* BEGIN MATERIAL SUPPLIED *

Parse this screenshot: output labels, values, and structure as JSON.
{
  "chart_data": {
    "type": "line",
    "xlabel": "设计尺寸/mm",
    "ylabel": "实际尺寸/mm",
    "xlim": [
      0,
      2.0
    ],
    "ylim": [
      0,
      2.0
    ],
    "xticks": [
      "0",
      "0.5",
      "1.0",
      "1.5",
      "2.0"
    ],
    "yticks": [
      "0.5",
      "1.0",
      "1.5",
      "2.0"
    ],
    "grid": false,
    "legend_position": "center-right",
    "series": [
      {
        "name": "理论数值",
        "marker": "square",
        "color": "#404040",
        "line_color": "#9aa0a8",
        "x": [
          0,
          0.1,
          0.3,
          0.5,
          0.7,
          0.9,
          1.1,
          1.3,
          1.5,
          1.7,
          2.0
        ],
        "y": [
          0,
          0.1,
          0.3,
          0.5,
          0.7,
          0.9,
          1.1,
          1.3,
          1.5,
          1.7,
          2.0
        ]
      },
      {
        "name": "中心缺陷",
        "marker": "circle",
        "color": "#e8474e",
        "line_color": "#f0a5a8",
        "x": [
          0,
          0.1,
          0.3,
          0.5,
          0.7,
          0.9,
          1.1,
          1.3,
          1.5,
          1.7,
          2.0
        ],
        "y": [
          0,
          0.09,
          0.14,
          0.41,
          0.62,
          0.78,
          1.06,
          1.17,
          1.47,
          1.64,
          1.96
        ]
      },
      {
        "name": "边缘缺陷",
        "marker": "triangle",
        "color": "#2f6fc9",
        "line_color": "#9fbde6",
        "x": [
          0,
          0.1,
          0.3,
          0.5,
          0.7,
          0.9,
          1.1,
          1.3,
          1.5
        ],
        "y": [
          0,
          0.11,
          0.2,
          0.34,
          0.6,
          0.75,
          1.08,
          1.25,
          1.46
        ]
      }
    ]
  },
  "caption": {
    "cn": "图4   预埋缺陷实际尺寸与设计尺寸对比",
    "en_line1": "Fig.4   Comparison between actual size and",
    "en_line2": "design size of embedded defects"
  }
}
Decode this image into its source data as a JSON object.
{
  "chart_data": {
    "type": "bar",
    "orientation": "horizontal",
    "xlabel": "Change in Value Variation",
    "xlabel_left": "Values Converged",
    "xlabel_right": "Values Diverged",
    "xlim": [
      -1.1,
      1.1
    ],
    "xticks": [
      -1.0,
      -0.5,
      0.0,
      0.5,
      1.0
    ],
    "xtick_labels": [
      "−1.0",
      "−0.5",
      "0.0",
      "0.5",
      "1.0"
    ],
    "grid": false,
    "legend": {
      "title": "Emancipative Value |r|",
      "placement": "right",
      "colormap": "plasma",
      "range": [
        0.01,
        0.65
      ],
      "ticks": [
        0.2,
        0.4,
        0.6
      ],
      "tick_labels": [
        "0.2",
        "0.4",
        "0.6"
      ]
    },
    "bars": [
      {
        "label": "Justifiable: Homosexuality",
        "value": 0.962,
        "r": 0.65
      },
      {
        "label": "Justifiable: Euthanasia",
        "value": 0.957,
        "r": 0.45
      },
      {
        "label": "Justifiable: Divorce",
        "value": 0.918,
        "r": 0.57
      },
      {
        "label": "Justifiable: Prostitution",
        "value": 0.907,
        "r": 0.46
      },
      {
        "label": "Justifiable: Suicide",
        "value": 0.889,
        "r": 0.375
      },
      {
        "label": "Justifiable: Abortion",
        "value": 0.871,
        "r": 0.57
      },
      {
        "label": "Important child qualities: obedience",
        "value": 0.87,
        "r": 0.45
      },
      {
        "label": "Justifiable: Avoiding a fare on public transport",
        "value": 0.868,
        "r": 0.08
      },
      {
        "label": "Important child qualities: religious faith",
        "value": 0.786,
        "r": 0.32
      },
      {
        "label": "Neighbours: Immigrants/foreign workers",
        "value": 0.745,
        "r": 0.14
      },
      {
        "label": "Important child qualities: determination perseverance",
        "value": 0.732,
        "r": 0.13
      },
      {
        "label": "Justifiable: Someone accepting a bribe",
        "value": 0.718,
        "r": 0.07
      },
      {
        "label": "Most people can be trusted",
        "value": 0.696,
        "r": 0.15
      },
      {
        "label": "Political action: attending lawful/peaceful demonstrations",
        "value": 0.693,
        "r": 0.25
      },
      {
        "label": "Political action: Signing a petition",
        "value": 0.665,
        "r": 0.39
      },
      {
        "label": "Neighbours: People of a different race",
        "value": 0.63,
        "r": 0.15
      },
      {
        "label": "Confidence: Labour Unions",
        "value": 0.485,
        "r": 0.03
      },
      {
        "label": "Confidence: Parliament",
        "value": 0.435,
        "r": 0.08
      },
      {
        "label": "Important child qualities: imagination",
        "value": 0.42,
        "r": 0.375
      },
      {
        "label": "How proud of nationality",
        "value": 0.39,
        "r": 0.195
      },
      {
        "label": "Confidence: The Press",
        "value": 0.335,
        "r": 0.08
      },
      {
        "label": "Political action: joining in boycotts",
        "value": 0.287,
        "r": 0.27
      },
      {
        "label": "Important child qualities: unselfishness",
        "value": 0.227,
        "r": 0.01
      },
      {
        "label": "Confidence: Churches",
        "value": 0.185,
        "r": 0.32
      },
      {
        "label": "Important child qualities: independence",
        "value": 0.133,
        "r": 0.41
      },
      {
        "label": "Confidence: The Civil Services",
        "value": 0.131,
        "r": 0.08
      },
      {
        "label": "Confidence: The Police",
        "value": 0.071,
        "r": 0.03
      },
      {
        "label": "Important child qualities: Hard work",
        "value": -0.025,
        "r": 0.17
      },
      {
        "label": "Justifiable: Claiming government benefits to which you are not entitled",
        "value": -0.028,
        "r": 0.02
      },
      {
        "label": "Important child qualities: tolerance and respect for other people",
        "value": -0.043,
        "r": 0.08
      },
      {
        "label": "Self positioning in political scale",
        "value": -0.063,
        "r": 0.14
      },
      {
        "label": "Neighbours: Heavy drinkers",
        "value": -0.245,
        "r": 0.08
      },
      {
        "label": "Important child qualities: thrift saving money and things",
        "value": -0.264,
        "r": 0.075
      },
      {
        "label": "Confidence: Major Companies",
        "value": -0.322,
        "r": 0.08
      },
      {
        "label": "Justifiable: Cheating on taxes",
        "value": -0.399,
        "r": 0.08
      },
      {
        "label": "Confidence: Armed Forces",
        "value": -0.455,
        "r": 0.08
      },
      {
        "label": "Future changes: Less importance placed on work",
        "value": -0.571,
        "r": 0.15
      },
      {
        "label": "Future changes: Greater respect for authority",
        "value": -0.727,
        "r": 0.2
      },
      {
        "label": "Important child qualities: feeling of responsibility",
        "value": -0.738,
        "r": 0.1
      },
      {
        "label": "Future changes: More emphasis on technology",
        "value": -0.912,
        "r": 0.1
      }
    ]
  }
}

* END MATERIAL SUPPLIED *

• [PROBLEM TO SOLVE]:
Filter the listing for the word "JSON" and copy every line that holds it.

• [WRITTEN RESPONSE]:
Parse this screenshot: output labels, values, and structure as JSON.
Decode this image into its source data as a JSON object.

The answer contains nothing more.